The task →
Would you quote every entry exactly, dropping only the pictures?

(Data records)
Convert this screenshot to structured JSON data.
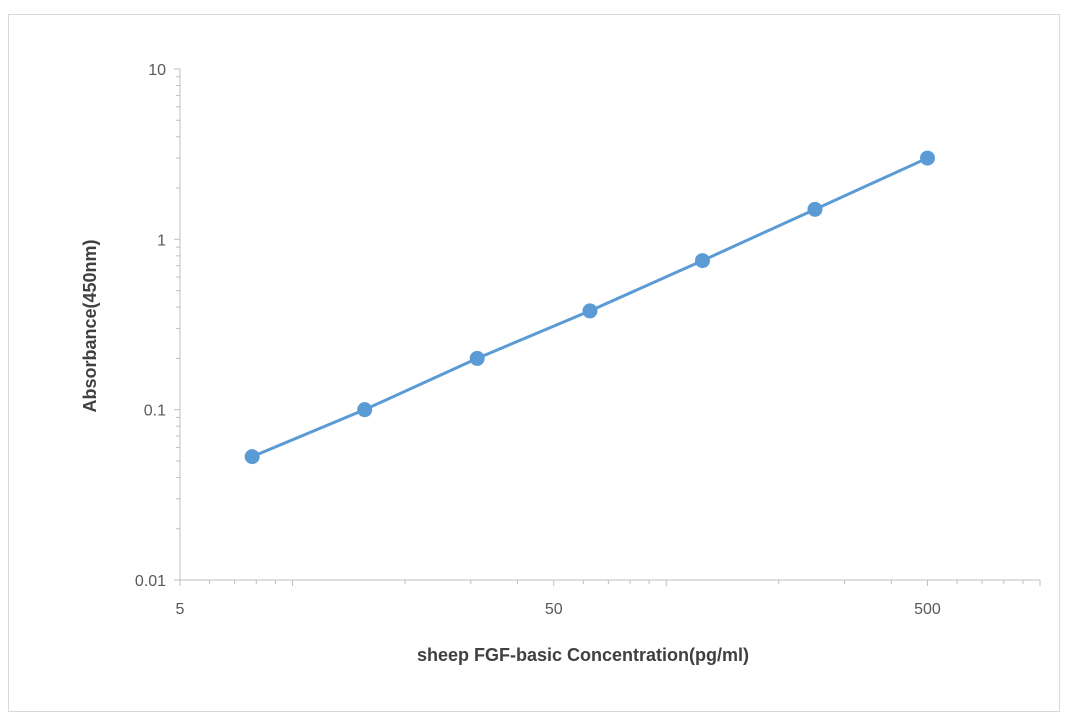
{
  "chart_data": {
    "type": "line",
    "title": "",
    "xlabel": "sheep FGF-basic Concentration(pg/ml)",
    "ylabel": "Absorbance(450nm)",
    "x_scale": "log",
    "y_scale": "log",
    "xlim": [
      5,
      1000
    ],
    "ylim": [
      0.01,
      10
    ],
    "x_ticks": [
      5,
      50,
      500
    ],
    "x_tick_labels": [
      "5",
      "50",
      "500"
    ],
    "y_ticks": [
      0.01,
      0.1,
      1,
      10
    ],
    "y_tick_labels": [
      "0.01",
      "0.1",
      "1",
      "10"
    ],
    "grid": false,
    "legend": "none",
    "series": [
      {
        "color": "#5b9bd5",
        "marker": "circle",
        "x": [
          7.8,
          15.6,
          31.2,
          62.5,
          125,
          250,
          500
        ],
        "y": [
          0.053,
          0.1,
          0.2,
          0.38,
          0.75,
          1.5,
          3.0
        ]
      }
    ],
    "axis_color": "#bfbfbf"
  }
}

Expected answer →
Convert this screenshot to structured JSON data.
{
  "chart_data": {
    "type": "line",
    "title": "",
    "xlabel": "sheep FGF-basic Concentration(pg/ml)",
    "ylabel": "Absorbance(450nm)",
    "x_scale": "log",
    "y_scale": "log",
    "xlim": [
      5,
      1000
    ],
    "ylim": [
      0.01,
      10
    ],
    "x_ticks": [
      5,
      50,
      500
    ],
    "x_tick_labels": [
      "5",
      "50",
      "500"
    ],
    "y_ticks": [
      0.01,
      0.1,
      1,
      10
    ],
    "y_tick_labels": [
      "0.01",
      "0.1",
      "1",
      "10"
    ],
    "grid": false,
    "legend": "none",
    "series": [
      {
        "color": "#5b9bd5",
        "marker": "circle",
        "x": [
          7.8,
          15.6,
          31.2,
          62.5,
          125,
          250,
          500
        ],
        "y": [
          0.053,
          0.1,
          0.2,
          0.38,
          0.75,
          1.5,
          3.0
        ]
      }
    ],
    "axis_color": "#bfbfbf"
  }
}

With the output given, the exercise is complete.